* _Task goal_:
Find and copy every line in the records that includes the string "JSON".

* _Listed records_:
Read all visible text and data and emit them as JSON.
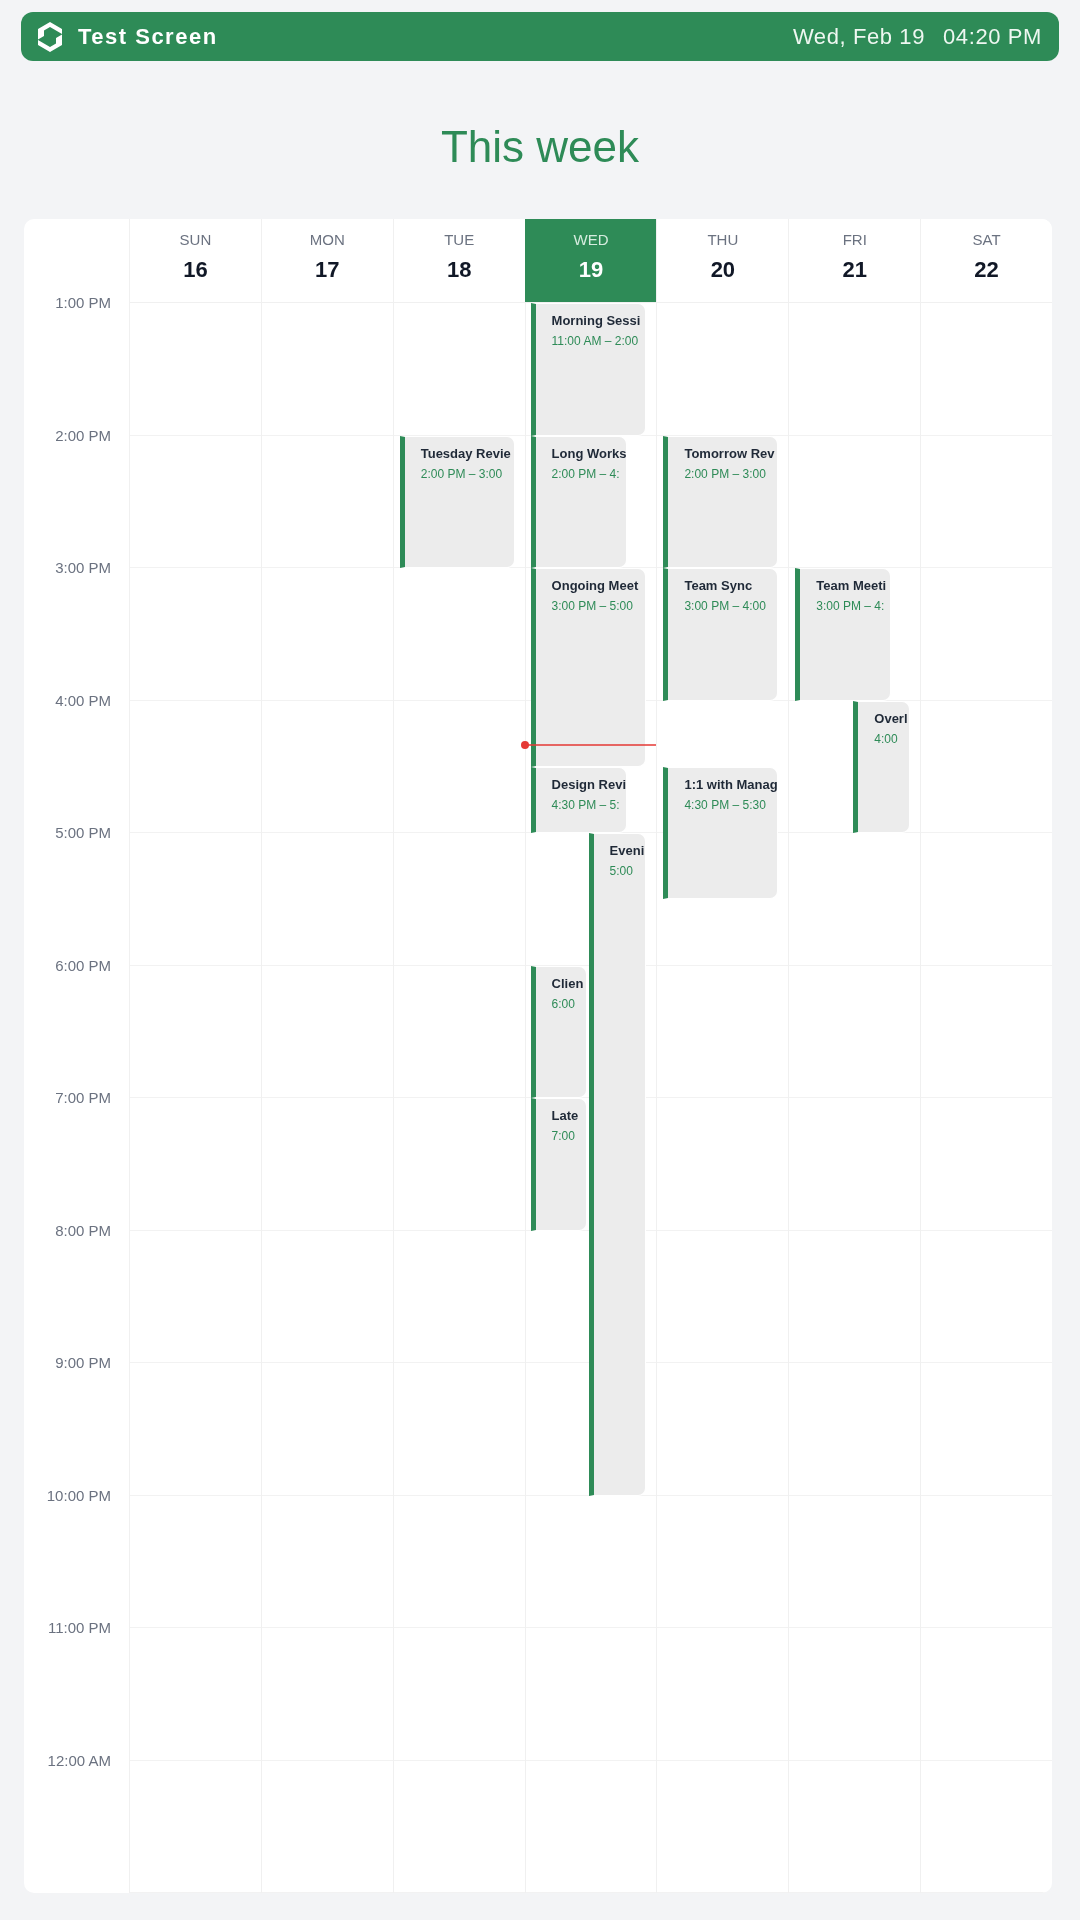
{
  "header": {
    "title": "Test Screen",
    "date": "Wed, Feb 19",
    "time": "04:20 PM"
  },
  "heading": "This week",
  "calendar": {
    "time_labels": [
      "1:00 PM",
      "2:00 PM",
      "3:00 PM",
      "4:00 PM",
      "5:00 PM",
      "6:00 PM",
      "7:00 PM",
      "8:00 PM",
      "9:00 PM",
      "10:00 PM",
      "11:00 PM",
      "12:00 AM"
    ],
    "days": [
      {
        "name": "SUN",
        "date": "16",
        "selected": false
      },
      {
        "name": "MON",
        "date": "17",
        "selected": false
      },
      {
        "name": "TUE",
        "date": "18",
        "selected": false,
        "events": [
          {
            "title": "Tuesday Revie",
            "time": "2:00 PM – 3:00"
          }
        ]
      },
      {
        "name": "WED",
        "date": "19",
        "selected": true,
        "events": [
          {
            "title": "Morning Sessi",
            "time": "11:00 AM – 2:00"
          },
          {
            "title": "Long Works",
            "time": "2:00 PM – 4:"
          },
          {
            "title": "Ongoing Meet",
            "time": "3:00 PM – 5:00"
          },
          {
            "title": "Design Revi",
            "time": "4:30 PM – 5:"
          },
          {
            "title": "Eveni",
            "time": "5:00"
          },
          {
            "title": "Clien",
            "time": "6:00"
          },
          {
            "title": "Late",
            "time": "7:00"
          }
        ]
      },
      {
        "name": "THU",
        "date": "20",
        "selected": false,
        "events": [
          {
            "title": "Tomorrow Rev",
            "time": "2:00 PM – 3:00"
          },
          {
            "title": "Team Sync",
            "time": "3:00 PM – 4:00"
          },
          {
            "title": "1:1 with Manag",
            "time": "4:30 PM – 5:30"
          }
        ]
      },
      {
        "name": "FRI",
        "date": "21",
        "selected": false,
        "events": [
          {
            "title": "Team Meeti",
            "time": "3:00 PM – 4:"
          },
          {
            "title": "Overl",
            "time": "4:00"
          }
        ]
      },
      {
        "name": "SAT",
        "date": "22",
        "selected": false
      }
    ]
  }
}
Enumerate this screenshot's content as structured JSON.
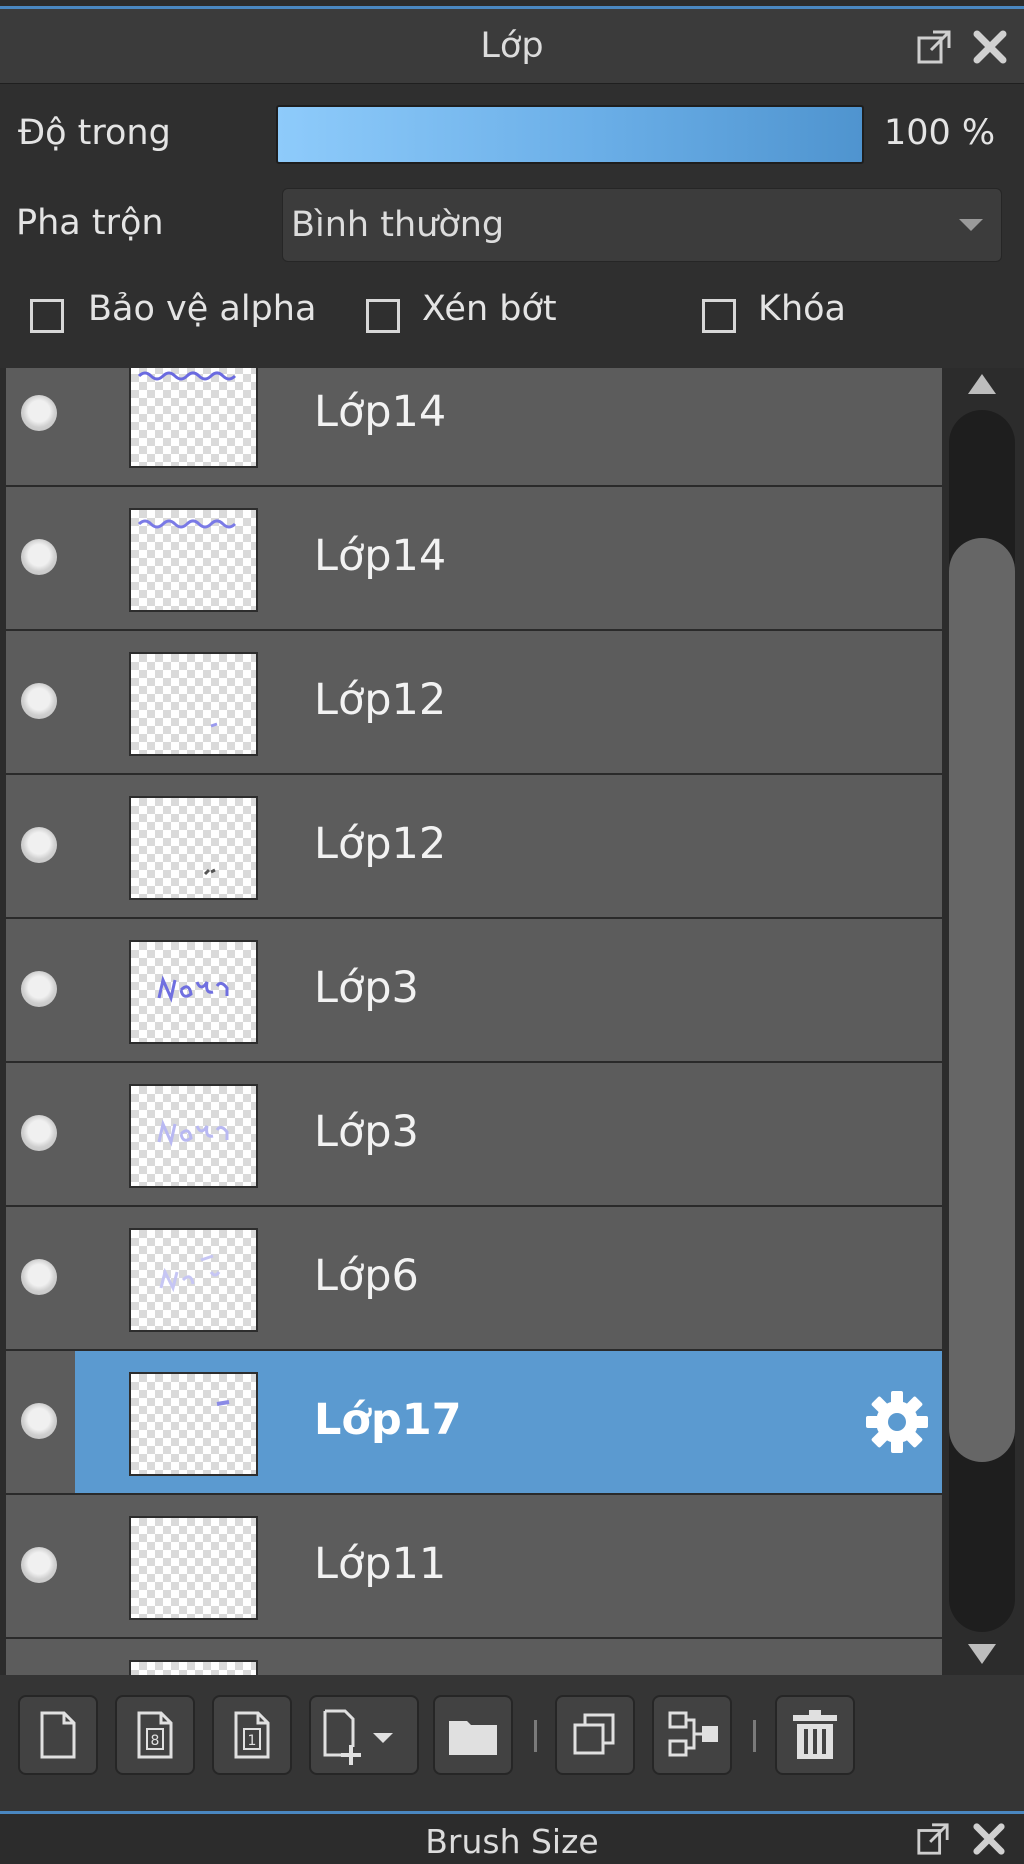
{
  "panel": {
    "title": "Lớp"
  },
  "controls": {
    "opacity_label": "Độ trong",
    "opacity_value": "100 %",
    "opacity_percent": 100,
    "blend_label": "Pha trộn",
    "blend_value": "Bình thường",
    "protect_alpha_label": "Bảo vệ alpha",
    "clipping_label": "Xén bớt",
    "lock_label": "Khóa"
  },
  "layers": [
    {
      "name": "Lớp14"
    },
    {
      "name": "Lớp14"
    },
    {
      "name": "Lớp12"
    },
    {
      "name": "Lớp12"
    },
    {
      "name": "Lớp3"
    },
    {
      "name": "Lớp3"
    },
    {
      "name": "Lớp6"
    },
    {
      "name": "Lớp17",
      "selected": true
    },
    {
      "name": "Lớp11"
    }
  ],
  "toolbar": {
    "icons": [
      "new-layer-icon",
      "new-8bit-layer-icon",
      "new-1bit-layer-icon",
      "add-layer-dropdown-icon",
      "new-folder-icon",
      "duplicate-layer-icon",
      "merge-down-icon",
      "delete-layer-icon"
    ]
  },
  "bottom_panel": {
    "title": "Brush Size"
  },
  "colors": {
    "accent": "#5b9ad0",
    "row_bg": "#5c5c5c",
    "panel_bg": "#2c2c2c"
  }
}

* _Correct output_:
Read all visible text and data and emit them as JSON.
Enumerate this screenshot's content as structured JSON.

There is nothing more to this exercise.